[Dataset items]
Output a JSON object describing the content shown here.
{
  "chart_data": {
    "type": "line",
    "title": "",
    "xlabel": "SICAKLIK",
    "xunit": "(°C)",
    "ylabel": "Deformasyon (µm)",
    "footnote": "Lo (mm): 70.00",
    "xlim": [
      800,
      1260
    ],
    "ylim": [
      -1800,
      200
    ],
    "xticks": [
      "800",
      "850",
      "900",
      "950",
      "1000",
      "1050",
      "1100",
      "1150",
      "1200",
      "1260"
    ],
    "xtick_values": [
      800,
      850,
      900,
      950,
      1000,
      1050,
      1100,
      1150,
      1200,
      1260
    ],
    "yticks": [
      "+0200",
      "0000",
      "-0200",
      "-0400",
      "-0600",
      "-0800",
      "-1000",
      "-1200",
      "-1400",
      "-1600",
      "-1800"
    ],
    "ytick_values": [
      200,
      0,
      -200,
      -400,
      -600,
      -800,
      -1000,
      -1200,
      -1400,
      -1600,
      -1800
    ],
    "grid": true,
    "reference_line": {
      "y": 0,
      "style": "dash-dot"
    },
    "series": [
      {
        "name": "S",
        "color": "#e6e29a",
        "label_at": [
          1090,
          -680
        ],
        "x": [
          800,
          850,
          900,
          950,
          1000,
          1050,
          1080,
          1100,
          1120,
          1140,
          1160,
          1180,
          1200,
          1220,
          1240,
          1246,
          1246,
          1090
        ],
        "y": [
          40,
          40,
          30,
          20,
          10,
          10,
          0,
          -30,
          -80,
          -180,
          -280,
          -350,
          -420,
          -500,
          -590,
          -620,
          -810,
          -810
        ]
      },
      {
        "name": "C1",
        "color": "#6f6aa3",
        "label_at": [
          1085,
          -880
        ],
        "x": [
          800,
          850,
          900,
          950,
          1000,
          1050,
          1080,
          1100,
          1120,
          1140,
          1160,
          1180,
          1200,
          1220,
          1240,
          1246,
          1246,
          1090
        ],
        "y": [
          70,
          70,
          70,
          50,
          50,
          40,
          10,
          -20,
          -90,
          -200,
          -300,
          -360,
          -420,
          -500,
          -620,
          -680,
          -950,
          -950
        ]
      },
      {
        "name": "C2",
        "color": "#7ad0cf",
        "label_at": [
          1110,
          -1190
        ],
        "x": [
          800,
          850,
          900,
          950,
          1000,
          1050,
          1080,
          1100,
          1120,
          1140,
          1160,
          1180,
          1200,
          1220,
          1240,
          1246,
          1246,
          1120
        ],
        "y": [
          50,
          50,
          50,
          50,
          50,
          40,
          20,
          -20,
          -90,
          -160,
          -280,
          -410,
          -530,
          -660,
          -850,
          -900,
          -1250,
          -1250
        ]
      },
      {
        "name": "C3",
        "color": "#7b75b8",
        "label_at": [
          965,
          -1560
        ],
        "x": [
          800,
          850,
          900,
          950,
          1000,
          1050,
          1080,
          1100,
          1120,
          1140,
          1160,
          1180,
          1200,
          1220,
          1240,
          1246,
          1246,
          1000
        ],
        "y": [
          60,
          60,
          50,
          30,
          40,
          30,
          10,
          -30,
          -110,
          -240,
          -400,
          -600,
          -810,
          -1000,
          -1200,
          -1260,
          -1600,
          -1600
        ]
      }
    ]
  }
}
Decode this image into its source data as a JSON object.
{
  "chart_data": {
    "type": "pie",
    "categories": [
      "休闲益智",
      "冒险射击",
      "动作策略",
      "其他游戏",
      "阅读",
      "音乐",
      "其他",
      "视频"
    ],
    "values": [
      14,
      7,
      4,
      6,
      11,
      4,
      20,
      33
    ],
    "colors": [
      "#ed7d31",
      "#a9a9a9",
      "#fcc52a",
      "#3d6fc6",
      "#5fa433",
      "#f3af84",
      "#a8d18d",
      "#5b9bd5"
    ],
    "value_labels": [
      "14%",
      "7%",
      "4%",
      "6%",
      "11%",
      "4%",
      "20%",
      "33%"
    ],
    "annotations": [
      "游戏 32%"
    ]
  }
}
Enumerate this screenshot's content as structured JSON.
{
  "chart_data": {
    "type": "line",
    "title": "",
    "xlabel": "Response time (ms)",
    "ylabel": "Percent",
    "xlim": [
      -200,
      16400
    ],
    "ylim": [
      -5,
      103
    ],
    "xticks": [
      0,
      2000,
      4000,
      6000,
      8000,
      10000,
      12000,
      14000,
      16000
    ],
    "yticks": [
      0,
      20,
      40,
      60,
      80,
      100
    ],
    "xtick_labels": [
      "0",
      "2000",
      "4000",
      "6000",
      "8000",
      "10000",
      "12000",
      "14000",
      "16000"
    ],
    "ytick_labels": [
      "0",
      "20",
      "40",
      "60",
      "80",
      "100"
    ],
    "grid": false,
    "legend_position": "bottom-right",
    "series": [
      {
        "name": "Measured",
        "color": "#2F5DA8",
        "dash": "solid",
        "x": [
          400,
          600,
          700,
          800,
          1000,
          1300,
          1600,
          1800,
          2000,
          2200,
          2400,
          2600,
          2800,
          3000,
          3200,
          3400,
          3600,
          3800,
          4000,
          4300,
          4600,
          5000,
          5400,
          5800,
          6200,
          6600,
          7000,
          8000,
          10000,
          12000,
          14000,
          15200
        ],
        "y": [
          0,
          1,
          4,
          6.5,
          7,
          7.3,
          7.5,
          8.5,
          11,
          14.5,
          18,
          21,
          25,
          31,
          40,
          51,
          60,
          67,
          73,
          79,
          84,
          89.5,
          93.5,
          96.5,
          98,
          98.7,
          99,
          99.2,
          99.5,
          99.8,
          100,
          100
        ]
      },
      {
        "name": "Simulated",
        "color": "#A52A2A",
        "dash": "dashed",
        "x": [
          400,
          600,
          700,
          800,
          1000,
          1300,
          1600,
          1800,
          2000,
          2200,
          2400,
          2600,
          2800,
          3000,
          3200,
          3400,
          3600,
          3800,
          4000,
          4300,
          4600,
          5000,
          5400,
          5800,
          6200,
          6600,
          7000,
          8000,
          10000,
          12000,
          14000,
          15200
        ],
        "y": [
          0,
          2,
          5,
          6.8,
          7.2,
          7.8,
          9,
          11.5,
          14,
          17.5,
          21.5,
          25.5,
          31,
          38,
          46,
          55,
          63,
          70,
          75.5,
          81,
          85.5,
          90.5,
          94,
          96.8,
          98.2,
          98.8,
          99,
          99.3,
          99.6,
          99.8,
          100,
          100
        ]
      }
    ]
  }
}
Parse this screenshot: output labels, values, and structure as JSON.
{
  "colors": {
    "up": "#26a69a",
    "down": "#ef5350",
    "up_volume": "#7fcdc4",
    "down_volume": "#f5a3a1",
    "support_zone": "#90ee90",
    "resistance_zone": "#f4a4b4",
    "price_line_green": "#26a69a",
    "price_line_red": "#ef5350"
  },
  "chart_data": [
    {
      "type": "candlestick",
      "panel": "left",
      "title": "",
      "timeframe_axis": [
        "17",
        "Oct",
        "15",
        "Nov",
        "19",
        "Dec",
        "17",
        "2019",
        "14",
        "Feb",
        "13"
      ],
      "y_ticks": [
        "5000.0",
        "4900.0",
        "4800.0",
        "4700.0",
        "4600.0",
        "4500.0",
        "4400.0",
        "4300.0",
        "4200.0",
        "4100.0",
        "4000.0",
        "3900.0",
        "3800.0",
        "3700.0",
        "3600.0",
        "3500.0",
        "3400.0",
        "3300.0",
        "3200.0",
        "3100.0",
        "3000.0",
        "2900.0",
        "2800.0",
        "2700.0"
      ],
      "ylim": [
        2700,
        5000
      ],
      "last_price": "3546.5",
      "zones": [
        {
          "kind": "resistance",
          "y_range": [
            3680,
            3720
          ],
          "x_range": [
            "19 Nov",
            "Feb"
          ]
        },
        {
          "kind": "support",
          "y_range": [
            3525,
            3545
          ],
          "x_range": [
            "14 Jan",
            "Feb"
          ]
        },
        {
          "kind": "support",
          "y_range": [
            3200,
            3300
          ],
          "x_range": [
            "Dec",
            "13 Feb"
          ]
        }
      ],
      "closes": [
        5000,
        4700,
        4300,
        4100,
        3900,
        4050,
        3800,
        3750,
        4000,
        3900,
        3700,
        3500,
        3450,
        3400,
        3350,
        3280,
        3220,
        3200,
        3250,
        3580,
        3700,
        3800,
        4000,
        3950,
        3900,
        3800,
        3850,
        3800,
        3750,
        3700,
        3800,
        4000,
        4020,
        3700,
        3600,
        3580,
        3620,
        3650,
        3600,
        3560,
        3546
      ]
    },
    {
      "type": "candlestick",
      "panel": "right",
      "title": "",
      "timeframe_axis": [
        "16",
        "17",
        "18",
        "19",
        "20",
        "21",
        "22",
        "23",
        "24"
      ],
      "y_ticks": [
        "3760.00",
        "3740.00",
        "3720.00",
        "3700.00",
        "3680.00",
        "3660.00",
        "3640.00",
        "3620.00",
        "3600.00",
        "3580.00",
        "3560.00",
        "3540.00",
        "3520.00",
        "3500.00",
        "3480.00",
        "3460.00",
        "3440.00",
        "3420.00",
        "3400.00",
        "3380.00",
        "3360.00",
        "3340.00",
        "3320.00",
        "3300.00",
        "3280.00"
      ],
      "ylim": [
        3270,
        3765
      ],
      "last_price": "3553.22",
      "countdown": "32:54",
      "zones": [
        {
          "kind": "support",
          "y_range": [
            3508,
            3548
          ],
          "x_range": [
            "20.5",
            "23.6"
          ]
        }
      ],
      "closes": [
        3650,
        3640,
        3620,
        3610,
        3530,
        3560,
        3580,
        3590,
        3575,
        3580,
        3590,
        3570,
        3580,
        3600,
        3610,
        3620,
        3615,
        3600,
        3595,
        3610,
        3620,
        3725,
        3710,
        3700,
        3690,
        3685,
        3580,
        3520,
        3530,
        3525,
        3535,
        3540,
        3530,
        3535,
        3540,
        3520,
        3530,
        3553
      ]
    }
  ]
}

_Goal of the exercise_
How many lines in the listing above contain the string "object"? Answer with the number only.

_Solution_
2